GIVEN REQUEST:
Find each line holding "подъеме" and copy it out.

Records:
□ □ □ □ □ □ □

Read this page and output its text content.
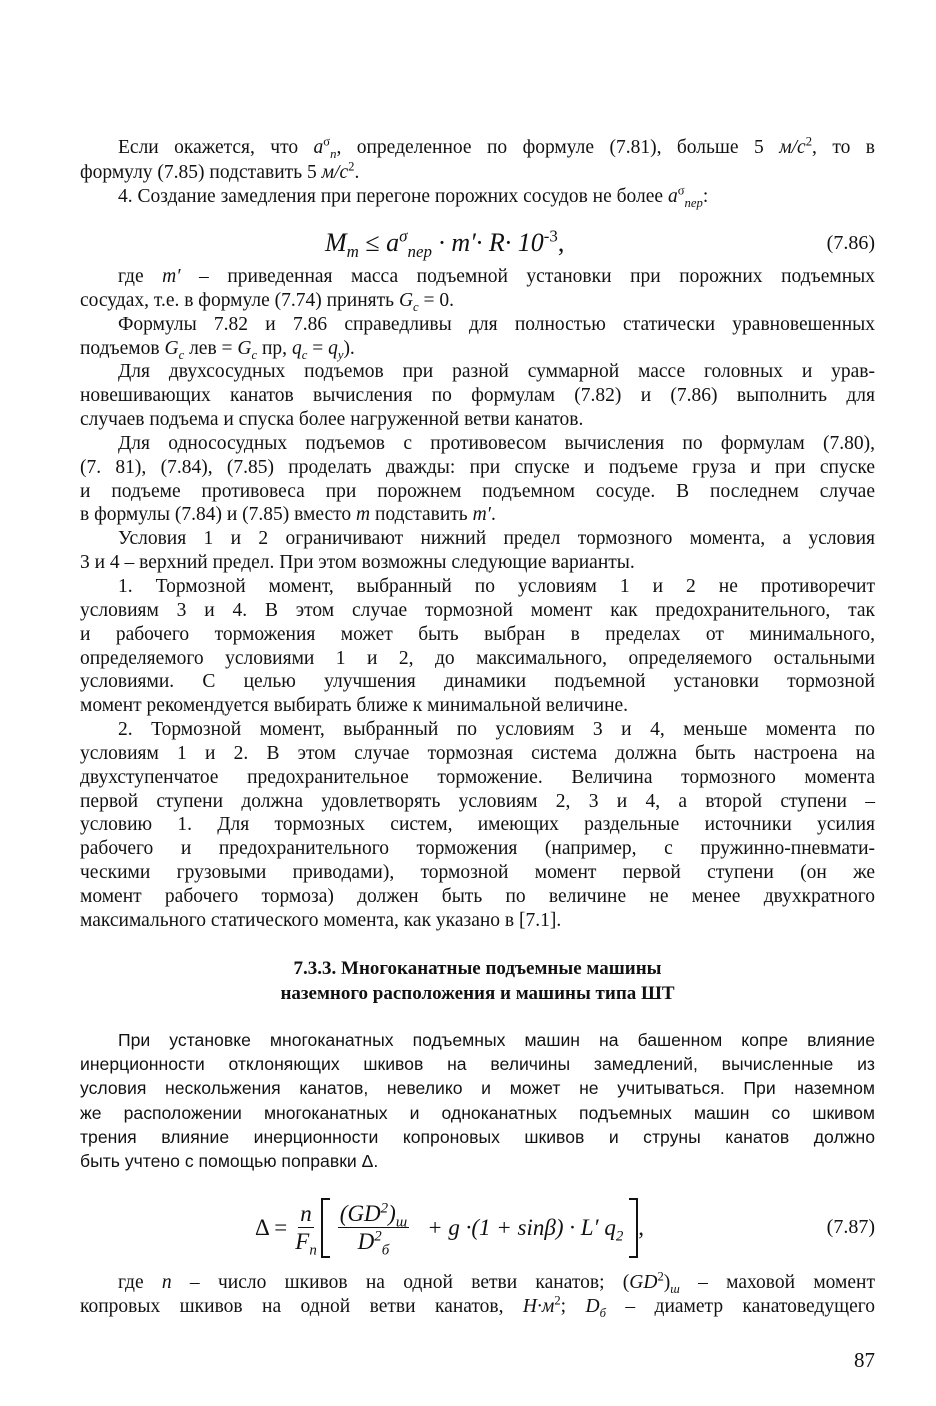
Если окажется, что $a^\sigma_п$, определенное по формуле (7.81), больше 5 $м/с^2$, то в
формулу (7.85) подставить 5 $м/с^2$.
4. Создание замедления при перегоне порожних сосудов не более $a^\sigma_{пер}$:
$M_т \le a^\sigma_{пер} \cdot m'\cdot R\cdot 10^{-3}$,	(7.86)
где m′ – приведенная масса подъемной установки при порожних подъемных
сосудах, т.е. в формуле (7.74) принять $G_с = 0$.
Формулы 7.82 и 7.86 справедливы для полностью статически уравновешенных
подъемов $G_с$ лев = $G_с$ пр, $q_с = q_у$).
Для двухсосудных подъемов при разной суммарной массе головных и урав-
новешивающих канатов вычисления по формулам (7.82) и (7.86) выполнить для
случаев подъема и спуска более нагруженной ветви канатов.
Для однососудных подъемов с противовесом вычисления по формулам (7.80),
(7. 81), (7.84), (7.85) проделать дважды: при спуске и подъеме груза и при спуске
и подъеме противовеса при порожнем подъемном сосуде. В последнем случае
в формулы (7.84) и (7.85) вместо m подставить m′.
Условия 1 и 2 ограничивают нижний предел тормозного момента, а условия
3 и 4 – верхний предел. При этом возможны следующие варианты.
1. Тормозной момент, выбранный по условиям 1 и 2 не противоречит
условиям 3 и 4. В этом случае тормозной момент как предохранительного, так
и рабочего торможения может быть выбран в пределах от минимального,
определяемого условиями 1 и 2, до максимального, определяемого остальными
условиями. С целью улучшения динамики подъемной установки тормозной
момент рекомендуется выбирать ближе к минимальной величине.
2. Тормозной момент, выбранный по условиям 3 и 4, меньше момента по
условиям 1 и 2. В этом случае тормозная система должна быть настроена на
двухступенчатое предохранительное торможение. Величина тормозного момента
первой ступени должна удовлетворять условиям 2, 3 и 4, а второй ступени –
условию 1. Для тормозных систем, имеющих раздельные источники усилия
рабочего и предохранительного торможения (например, с пружинно-пневмати-
ческими грузовыми приводами), тормозной момент первой ступени (он же
момент рабочего тормоза) должен быть по величине не менее двухкратного
максимального статического момента, как указано в [7.1].
7.3.3. Многоканатные подъемные машины
наземного расположения и машины типа ШТ
При установке многоканатных подъемных машин на башенном копре влияние
инерционности отклоняющих шкивов на величины замедлений, вычисленные из
условия нескольжения канатов, невелико и может не учитываться. При наземном
же расположении многоканатных и одноканатных подъемных машин со шкивом
трения влияние инерционности копроновых шкивов и струны канатов должно
быть учтено с помощью поправки Δ.
$\Delta = \frac{n}{F_п} \frac{(GD^2)_ш}{D^2_б} + g \cdot(1 + \sin\beta) \cdot L'$ $q_2$ ,	(7.87)
где n – число шкивов на одной ветви канатов; $(GD^2)_ш$ – маховой момент
копровых шкивов на одной ветви канатов, $Н\cdot м^2$; $D_б$ – диаметр канатоведущего
87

□ □ □ □ □ □ □

OUTPUT FOR THIS TASK:
(7. 81), (7.84), (7.85) проделать дважды: при спуске и подъеме груза и при спуске
и подъеме противовеса при порожнем подъемном сосуде. В последнем случае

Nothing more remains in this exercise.